── SUPPLIED MATERIAL

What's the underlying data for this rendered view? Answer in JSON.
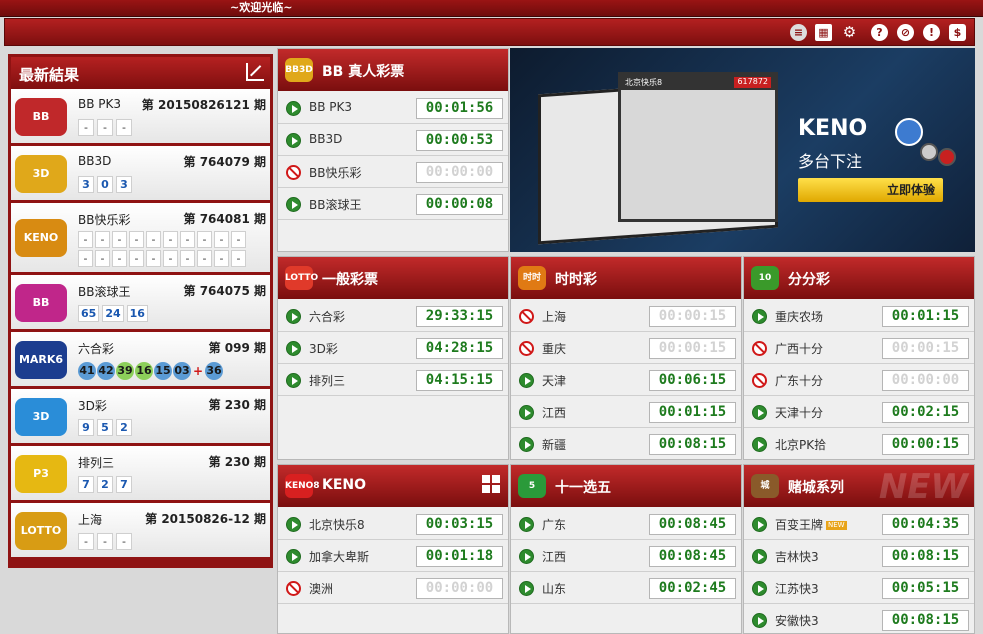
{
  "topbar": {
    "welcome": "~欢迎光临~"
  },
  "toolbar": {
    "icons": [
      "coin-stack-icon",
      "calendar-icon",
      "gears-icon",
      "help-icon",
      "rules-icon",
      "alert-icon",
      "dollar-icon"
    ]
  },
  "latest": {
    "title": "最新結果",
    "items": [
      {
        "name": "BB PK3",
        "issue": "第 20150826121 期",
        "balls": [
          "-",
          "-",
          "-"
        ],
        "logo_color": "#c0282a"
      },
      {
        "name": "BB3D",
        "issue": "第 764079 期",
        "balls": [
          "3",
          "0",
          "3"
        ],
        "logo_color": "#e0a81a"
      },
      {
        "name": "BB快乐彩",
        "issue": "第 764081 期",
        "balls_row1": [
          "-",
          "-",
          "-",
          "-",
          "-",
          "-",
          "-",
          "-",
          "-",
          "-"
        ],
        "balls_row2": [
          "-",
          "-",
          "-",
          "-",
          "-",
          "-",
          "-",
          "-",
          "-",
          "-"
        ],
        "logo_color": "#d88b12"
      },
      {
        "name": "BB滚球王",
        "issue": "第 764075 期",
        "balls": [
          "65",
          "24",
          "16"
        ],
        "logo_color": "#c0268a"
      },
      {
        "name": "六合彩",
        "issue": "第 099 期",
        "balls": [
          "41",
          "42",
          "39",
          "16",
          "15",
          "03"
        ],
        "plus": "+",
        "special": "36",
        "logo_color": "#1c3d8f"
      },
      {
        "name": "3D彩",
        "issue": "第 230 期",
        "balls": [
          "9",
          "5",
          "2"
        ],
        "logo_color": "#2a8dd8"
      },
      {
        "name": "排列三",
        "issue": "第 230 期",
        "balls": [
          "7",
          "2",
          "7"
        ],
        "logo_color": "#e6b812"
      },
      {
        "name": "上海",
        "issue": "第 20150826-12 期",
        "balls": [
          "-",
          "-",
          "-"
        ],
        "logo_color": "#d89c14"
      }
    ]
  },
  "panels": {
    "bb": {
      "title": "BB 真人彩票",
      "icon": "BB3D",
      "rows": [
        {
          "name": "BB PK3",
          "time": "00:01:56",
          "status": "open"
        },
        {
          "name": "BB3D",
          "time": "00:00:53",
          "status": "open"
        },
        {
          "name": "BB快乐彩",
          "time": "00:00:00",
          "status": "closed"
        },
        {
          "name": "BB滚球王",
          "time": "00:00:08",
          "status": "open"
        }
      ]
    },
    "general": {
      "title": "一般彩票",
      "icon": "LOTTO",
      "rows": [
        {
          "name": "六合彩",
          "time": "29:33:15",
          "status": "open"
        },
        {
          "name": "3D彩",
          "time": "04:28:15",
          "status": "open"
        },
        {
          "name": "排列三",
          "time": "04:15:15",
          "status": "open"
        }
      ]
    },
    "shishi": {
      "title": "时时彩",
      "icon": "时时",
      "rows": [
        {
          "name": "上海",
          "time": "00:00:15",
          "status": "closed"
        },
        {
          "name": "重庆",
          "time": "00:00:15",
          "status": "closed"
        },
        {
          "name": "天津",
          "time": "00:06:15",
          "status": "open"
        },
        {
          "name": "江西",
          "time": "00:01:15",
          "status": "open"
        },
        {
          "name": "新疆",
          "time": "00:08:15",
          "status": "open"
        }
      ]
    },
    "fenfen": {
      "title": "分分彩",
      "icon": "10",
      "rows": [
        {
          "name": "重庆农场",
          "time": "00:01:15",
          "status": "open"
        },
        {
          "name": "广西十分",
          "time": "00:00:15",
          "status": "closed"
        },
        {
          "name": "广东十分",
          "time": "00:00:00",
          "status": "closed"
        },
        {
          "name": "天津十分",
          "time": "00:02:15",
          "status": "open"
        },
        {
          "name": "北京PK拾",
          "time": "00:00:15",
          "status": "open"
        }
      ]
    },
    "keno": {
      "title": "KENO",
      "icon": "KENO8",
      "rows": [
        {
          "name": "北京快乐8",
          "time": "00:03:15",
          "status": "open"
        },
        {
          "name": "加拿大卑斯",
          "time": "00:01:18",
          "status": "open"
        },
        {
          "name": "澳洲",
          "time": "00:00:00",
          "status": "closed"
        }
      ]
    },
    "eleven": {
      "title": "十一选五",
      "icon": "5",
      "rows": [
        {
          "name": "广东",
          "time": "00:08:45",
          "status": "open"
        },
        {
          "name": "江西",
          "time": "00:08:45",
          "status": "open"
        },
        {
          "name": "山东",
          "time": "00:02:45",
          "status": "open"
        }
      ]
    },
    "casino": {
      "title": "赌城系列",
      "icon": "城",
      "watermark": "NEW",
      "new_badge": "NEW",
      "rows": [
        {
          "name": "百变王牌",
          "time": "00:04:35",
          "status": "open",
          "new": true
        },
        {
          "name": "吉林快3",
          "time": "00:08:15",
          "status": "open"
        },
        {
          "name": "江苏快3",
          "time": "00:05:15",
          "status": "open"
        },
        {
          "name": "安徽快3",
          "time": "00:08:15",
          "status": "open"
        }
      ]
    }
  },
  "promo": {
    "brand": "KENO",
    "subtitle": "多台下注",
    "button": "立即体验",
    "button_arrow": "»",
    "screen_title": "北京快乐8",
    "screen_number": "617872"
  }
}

────

THE PROBLEM.
Write out the entries above verbatim; the pictures do not belong in your copy.

SOLUTION BELOW.
What's the underlying data for this rendered view? Answer in JSON.
{
  "topbar": {
    "welcome": "~欢迎光临~"
  },
  "toolbar": {
    "icons": [
      "coin-stack-icon",
      "calendar-icon",
      "gears-icon",
      "help-icon",
      "rules-icon",
      "alert-icon",
      "dollar-icon"
    ]
  },
  "latest": {
    "title": "最新結果",
    "items": [
      {
        "name": "BB PK3",
        "issue": "第 20150826121 期",
        "balls": [
          "-",
          "-",
          "-"
        ],
        "logo_color": "#c0282a"
      },
      {
        "name": "BB3D",
        "issue": "第 764079 期",
        "balls": [
          "3",
          "0",
          "3"
        ],
        "logo_color": "#e0a81a"
      },
      {
        "name": "BB快乐彩",
        "issue": "第 764081 期",
        "balls_row1": [
          "-",
          "-",
          "-",
          "-",
          "-",
          "-",
          "-",
          "-",
          "-",
          "-"
        ],
        "balls_row2": [
          "-",
          "-",
          "-",
          "-",
          "-",
          "-",
          "-",
          "-",
          "-",
          "-"
        ],
        "logo_color": "#d88b12"
      },
      {
        "name": "BB滚球王",
        "issue": "第 764075 期",
        "balls": [
          "65",
          "24",
          "16"
        ],
        "logo_color": "#c0268a"
      },
      {
        "name": "六合彩",
        "issue": "第 099 期",
        "balls": [
          "41",
          "42",
          "39",
          "16",
          "15",
          "03"
        ],
        "plus": "+",
        "special": "36",
        "logo_color": "#1c3d8f"
      },
      {
        "name": "3D彩",
        "issue": "第 230 期",
        "balls": [
          "9",
          "5",
          "2"
        ],
        "logo_color": "#2a8dd8"
      },
      {
        "name": "排列三",
        "issue": "第 230 期",
        "balls": [
          "7",
          "2",
          "7"
        ],
        "logo_color": "#e6b812"
      },
      {
        "name": "上海",
        "issue": "第 20150826-12 期",
        "balls": [
          "-",
          "-",
          "-"
        ],
        "logo_color": "#d89c14"
      }
    ]
  },
  "panels": {
    "bb": {
      "title": "BB 真人彩票",
      "icon": "BB3D",
      "rows": [
        {
          "name": "BB PK3",
          "time": "00:01:56",
          "status": "open"
        },
        {
          "name": "BB3D",
          "time": "00:00:53",
          "status": "open"
        },
        {
          "name": "BB快乐彩",
          "time": "00:00:00",
          "status": "closed"
        },
        {
          "name": "BB滚球王",
          "time": "00:00:08",
          "status": "open"
        }
      ]
    },
    "general": {
      "title": "一般彩票",
      "icon": "LOTTO",
      "rows": [
        {
          "name": "六合彩",
          "time": "29:33:15",
          "status": "open"
        },
        {
          "name": "3D彩",
          "time": "04:28:15",
          "status": "open"
        },
        {
          "name": "排列三",
          "time": "04:15:15",
          "status": "open"
        }
      ]
    },
    "shishi": {
      "title": "时时彩",
      "icon": "时时",
      "rows": [
        {
          "name": "上海",
          "time": "00:00:15",
          "status": "closed"
        },
        {
          "name": "重庆",
          "time": "00:00:15",
          "status": "closed"
        },
        {
          "name": "天津",
          "time": "00:06:15",
          "status": "open"
        },
        {
          "name": "江西",
          "time": "00:01:15",
          "status": "open"
        },
        {
          "name": "新疆",
          "time": "00:08:15",
          "status": "open"
        }
      ]
    },
    "fenfen": {
      "title": "分分彩",
      "icon": "10",
      "rows": [
        {
          "name": "重庆农场",
          "time": "00:01:15",
          "status": "open"
        },
        {
          "name": "广西十分",
          "time": "00:00:15",
          "status": "closed"
        },
        {
          "name": "广东十分",
          "time": "00:00:00",
          "status": "closed"
        },
        {
          "name": "天津十分",
          "time": "00:02:15",
          "status": "open"
        },
        {
          "name": "北京PK拾",
          "time": "00:00:15",
          "status": "open"
        }
      ]
    },
    "keno": {
      "title": "KENO",
      "icon": "KENO8",
      "rows": [
        {
          "name": "北京快乐8",
          "time": "00:03:15",
          "status": "open"
        },
        {
          "name": "加拿大卑斯",
          "time": "00:01:18",
          "status": "open"
        },
        {
          "name": "澳洲",
          "time": "00:00:00",
          "status": "closed"
        }
      ]
    },
    "eleven": {
      "title": "十一选五",
      "icon": "5",
      "rows": [
        {
          "name": "广东",
          "time": "00:08:45",
          "status": "open"
        },
        {
          "name": "江西",
          "time": "00:08:45",
          "status": "open"
        },
        {
          "name": "山东",
          "time": "00:02:45",
          "status": "open"
        }
      ]
    },
    "casino": {
      "title": "赌城系列",
      "icon": "城",
      "watermark": "NEW",
      "new_badge": "NEW",
      "rows": [
        {
          "name": "百变王牌",
          "time": "00:04:35",
          "status": "open",
          "new": true
        },
        {
          "name": "吉林快3",
          "time": "00:08:15",
          "status": "open"
        },
        {
          "name": "江苏快3",
          "time": "00:05:15",
          "status": "open"
        },
        {
          "name": "安徽快3",
          "time": "00:08:15",
          "status": "open"
        }
      ]
    }
  },
  "promo": {
    "brand": "KENO",
    "subtitle": "多台下注",
    "button": "立即体验",
    "button_arrow": "»",
    "screen_title": "北京快乐8",
    "screen_number": "617872"
  }
}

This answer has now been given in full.